=== MATERIAL ===

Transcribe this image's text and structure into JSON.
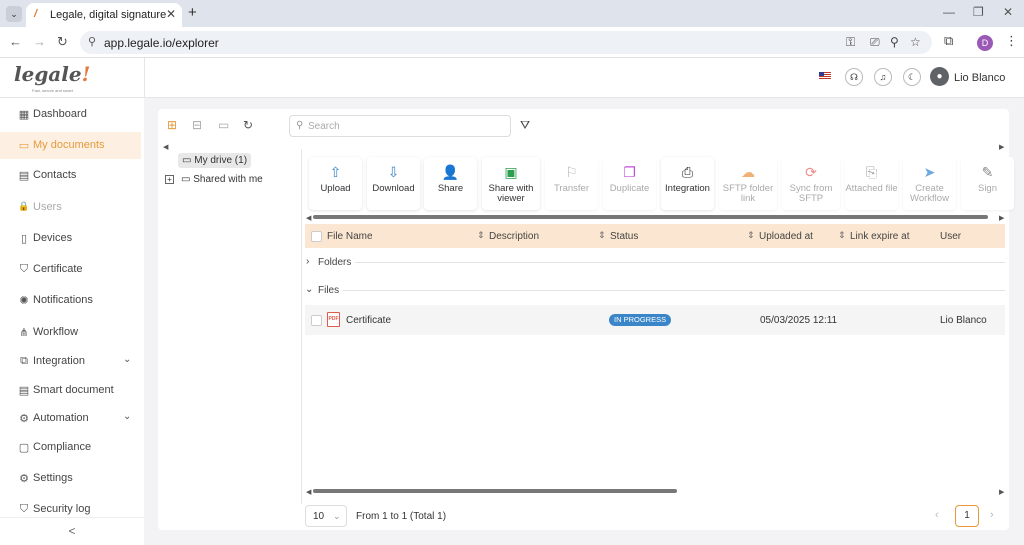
{
  "browser": {
    "tab_title": "Legale, digital signature",
    "url": "app.legale.io/explorer",
    "profile_initial": "D"
  },
  "app": {
    "logo_text": "legale",
    "logo_tagline": "Fast, secure and smart",
    "username": "Lio Blanco"
  },
  "sidebar": {
    "items": [
      {
        "label": "Dashboard",
        "icon": "dashboard-icon",
        "glyph": "▦"
      },
      {
        "label": "My documents",
        "icon": "folder-icon",
        "glyph": "▭"
      },
      {
        "label": "Contacts",
        "icon": "contacts-icon",
        "glyph": "▤"
      },
      {
        "label": "Users",
        "icon": "lock-icon",
        "glyph": "🔒"
      },
      {
        "label": "Devices",
        "icon": "device-icon",
        "glyph": "▯"
      },
      {
        "label": "Certificate",
        "icon": "shield-icon",
        "glyph": "⛉"
      },
      {
        "label": "Notifications",
        "icon": "bell-icon",
        "glyph": "✺"
      },
      {
        "label": "Workflow",
        "icon": "workflow-icon",
        "glyph": "⋔"
      },
      {
        "label": "Integration",
        "icon": "integration-icon",
        "glyph": "⧉"
      },
      {
        "label": "Smart document",
        "icon": "smart-document-icon",
        "glyph": "▤"
      },
      {
        "label": "Automation",
        "icon": "automation-icon",
        "glyph": "⚙"
      },
      {
        "label": "Compliance",
        "icon": "compliance-icon",
        "glyph": "▢"
      },
      {
        "label": "Settings",
        "icon": "settings-icon",
        "glyph": "⚙"
      },
      {
        "label": "Security log",
        "icon": "security-log-icon",
        "glyph": "⛉"
      }
    ],
    "collapse_glyph": "<"
  },
  "search": {
    "placeholder": "Search"
  },
  "tree": {
    "my_drive": "My drive (1)",
    "shared": "Shared with me"
  },
  "actions": [
    {
      "label": "Upload",
      "icon": "upload-icon",
      "glyph": "⇧",
      "color": "#3a86c8",
      "enabled": true
    },
    {
      "label": "Download",
      "icon": "download-icon",
      "glyph": "⇩",
      "color": "#3a86c8",
      "enabled": true
    },
    {
      "label": "Share",
      "icon": "add-user-icon",
      "glyph": "👤",
      "color": "#3a86c8",
      "enabled": true
    },
    {
      "label": "Share with viewer",
      "icon": "share-viewer-icon",
      "glyph": "▣",
      "color": "#2e9e4f",
      "enabled": true
    },
    {
      "label": "Transfer",
      "icon": "transfer-icon",
      "glyph": "⚐",
      "color": "#bbbbbb",
      "enabled": false
    },
    {
      "label": "Duplicate",
      "icon": "duplicate-icon",
      "glyph": "❐",
      "color": "#c04fd6",
      "enabled": false
    },
    {
      "label": "Integration",
      "icon": "printer-icon",
      "glyph": "⎙",
      "color": "#333333",
      "enabled": true
    },
    {
      "label": "SFTP folder link",
      "icon": "cloud-icon",
      "glyph": "☁",
      "color": "#f0b078",
      "enabled": false
    },
    {
      "label": "Sync from SFTP",
      "icon": "sync-icon",
      "glyph": "⟳",
      "color": "#f08a8a",
      "enabled": false
    },
    {
      "label": "Attached file",
      "icon": "paperclip-icon",
      "glyph": "⎘",
      "color": "#aaaaaa",
      "enabled": false
    },
    {
      "label": "Create Workflow",
      "icon": "send-icon",
      "glyph": "➤",
      "color": "#6fa8dc",
      "enabled": false
    },
    {
      "label": "Sign",
      "icon": "sign-icon",
      "glyph": "✎",
      "color": "#888888",
      "enabled": false
    }
  ],
  "table": {
    "columns": [
      "File Name",
      "Description",
      "Status",
      "Uploaded at",
      "Link expire at",
      "User"
    ],
    "groups": {
      "folders": "Folders",
      "files": "Files"
    },
    "rows": [
      {
        "file_name": "Certificate",
        "file_type": "PDF",
        "status": "IN PROGRESS",
        "uploaded_at": "05/03/2025 12:11",
        "user": "Lio Blanco"
      }
    ]
  },
  "pagination": {
    "page_size": "10",
    "info": "From 1 to 1 (Total 1)",
    "current_page": "1"
  },
  "colors": {
    "accent": "#e59b3d",
    "status_badge": "#3a86c8",
    "header_row": "#fbe7d1"
  }
}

=== TASK GOAL ===
Report each line of the material above where the word "with" appears.

=== WRITTEN ANSWER ===
    "shared": "Shared with me"
      "label": "Share with viewer",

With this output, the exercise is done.